◆ WHAT TO WORK ON
Your task is to copy the material exactly.

Extracts from a graphics dataset:
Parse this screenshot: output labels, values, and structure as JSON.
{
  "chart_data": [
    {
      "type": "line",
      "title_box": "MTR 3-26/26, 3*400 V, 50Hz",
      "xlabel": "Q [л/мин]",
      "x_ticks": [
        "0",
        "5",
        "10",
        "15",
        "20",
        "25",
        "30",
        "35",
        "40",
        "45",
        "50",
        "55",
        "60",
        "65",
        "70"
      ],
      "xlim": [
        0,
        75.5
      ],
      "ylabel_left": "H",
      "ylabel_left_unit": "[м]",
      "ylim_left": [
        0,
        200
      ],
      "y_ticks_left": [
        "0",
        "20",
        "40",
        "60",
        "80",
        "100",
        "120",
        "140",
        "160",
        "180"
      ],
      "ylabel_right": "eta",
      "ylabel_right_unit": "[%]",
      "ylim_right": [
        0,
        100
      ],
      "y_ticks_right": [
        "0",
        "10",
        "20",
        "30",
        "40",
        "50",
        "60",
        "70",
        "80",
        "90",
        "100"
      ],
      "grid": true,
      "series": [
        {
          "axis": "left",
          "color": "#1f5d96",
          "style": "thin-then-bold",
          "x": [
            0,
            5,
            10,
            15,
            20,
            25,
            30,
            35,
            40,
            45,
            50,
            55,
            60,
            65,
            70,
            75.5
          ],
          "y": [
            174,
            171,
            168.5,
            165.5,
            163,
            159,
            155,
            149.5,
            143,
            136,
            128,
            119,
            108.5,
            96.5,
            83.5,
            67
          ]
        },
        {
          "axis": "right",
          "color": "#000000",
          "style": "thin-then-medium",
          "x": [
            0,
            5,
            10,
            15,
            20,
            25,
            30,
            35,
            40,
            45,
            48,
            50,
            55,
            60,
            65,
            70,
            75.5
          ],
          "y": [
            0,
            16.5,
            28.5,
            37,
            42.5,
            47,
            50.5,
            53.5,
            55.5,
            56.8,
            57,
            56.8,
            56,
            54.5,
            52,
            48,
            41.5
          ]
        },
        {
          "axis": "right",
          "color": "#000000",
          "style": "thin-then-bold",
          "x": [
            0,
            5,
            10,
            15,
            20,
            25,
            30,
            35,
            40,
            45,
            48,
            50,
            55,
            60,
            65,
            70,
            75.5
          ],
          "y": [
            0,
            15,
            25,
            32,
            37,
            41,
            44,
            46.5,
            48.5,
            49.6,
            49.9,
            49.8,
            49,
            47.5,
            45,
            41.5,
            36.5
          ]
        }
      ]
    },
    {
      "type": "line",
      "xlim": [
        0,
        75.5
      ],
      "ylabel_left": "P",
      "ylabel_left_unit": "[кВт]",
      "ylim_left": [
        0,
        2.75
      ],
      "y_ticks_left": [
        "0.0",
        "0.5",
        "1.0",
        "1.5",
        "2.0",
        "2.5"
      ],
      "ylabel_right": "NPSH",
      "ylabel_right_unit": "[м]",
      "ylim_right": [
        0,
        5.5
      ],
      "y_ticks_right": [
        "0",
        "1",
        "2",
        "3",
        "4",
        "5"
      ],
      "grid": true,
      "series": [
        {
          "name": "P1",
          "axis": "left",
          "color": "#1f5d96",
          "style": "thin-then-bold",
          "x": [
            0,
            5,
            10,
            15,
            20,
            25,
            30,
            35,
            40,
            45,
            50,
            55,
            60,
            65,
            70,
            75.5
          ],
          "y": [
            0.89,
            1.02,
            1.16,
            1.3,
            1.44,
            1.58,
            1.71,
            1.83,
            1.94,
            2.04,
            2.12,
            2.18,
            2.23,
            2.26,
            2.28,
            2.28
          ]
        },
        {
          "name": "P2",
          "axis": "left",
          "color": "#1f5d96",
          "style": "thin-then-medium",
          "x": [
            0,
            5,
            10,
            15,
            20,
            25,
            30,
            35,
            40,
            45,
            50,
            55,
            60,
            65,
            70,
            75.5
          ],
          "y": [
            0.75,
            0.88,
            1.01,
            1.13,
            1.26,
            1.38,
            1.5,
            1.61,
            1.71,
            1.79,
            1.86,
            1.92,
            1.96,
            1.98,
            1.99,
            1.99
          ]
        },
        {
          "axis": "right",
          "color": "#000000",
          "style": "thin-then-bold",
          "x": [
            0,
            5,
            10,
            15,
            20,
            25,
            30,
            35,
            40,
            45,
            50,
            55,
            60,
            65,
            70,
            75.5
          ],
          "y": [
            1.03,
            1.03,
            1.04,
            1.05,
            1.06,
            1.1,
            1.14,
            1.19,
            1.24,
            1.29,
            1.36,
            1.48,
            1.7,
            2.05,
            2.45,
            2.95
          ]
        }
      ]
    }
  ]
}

◆ WRITTEN ANSWER
Parse this screenshot: output labels, values, and structure as JSON.
{
  "chart_data": [
    {
      "type": "line",
      "title_box": "MTR 3-26/26, 3*400 V, 50Hz",
      "xlabel": "Q [л/мин]",
      "x_ticks": [
        "0",
        "5",
        "10",
        "15",
        "20",
        "25",
        "30",
        "35",
        "40",
        "45",
        "50",
        "55",
        "60",
        "65",
        "70"
      ],
      "xlim": [
        0,
        75.5
      ],
      "ylabel_left": "H",
      "ylabel_left_unit": "[м]",
      "ylim_left": [
        0,
        200
      ],
      "y_ticks_left": [
        "0",
        "20",
        "40",
        "60",
        "80",
        "100",
        "120",
        "140",
        "160",
        "180"
      ],
      "ylabel_right": "eta",
      "ylabel_right_unit": "[%]",
      "ylim_right": [
        0,
        100
      ],
      "y_ticks_right": [
        "0",
        "10",
        "20",
        "30",
        "40",
        "50",
        "60",
        "70",
        "80",
        "90",
        "100"
      ],
      "grid": true,
      "series": [
        {
          "axis": "left",
          "color": "#1f5d96",
          "style": "thin-then-bold",
          "x": [
            0,
            5,
            10,
            15,
            20,
            25,
            30,
            35,
            40,
            45,
            50,
            55,
            60,
            65,
            70,
            75.5
          ],
          "y": [
            174,
            171,
            168.5,
            165.5,
            163,
            159,
            155,
            149.5,
            143,
            136,
            128,
            119,
            108.5,
            96.5,
            83.5,
            67
          ]
        },
        {
          "axis": "right",
          "color": "#000000",
          "style": "thin-then-medium",
          "x": [
            0,
            5,
            10,
            15,
            20,
            25,
            30,
            35,
            40,
            45,
            48,
            50,
            55,
            60,
            65,
            70,
            75.5
          ],
          "y": [
            0,
            16.5,
            28.5,
            37,
            42.5,
            47,
            50.5,
            53.5,
            55.5,
            56.8,
            57,
            56.8,
            56,
            54.5,
            52,
            48,
            41.5
          ]
        },
        {
          "axis": "right",
          "color": "#000000",
          "style": "thin-then-bold",
          "x": [
            0,
            5,
            10,
            15,
            20,
            25,
            30,
            35,
            40,
            45,
            48,
            50,
            55,
            60,
            65,
            70,
            75.5
          ],
          "y": [
            0,
            15,
            25,
            32,
            37,
            41,
            44,
            46.5,
            48.5,
            49.6,
            49.9,
            49.8,
            49,
            47.5,
            45,
            41.5,
            36.5
          ]
        }
      ]
    },
    {
      "type": "line",
      "xlim": [
        0,
        75.5
      ],
      "ylabel_left": "P",
      "ylabel_left_unit": "[кВт]",
      "ylim_left": [
        0,
        2.75
      ],
      "y_ticks_left": [
        "0.0",
        "0.5",
        "1.0",
        "1.5",
        "2.0",
        "2.5"
      ],
      "ylabel_right": "NPSH",
      "ylabel_right_unit": "[м]",
      "ylim_right": [
        0,
        5.5
      ],
      "y_ticks_right": [
        "0",
        "1",
        "2",
        "3",
        "4",
        "5"
      ],
      "grid": true,
      "series": [
        {
          "name": "P1",
          "axis": "left",
          "color": "#1f5d96",
          "style": "thin-then-bold",
          "x": [
            0,
            5,
            10,
            15,
            20,
            25,
            30,
            35,
            40,
            45,
            50,
            55,
            60,
            65,
            70,
            75.5
          ],
          "y": [
            0.89,
            1.02,
            1.16,
            1.3,
            1.44,
            1.58,
            1.71,
            1.83,
            1.94,
            2.04,
            2.12,
            2.18,
            2.23,
            2.26,
            2.28,
            2.28
          ]
        },
        {
          "name": "P2",
          "axis": "left",
          "color": "#1f5d96",
          "style": "thin-then-medium",
          "x": [
            0,
            5,
            10,
            15,
            20,
            25,
            30,
            35,
            40,
            45,
            50,
            55,
            60,
            65,
            70,
            75.5
          ],
          "y": [
            0.75,
            0.88,
            1.01,
            1.13,
            1.26,
            1.38,
            1.5,
            1.61,
            1.71,
            1.79,
            1.86,
            1.92,
            1.96,
            1.98,
            1.99,
            1.99
          ]
        },
        {
          "axis": "right",
          "color": "#000000",
          "style": "thin-then-bold",
          "x": [
            0,
            5,
            10,
            15,
            20,
            25,
            30,
            35,
            40,
            45,
            50,
            55,
            60,
            65,
            70,
            75.5
          ],
          "y": [
            1.03,
            1.03,
            1.04,
            1.05,
            1.06,
            1.1,
            1.14,
            1.19,
            1.24,
            1.29,
            1.36,
            1.48,
            1.7,
            2.05,
            2.45,
            2.95
          ]
        }
      ]
    }
  ]
}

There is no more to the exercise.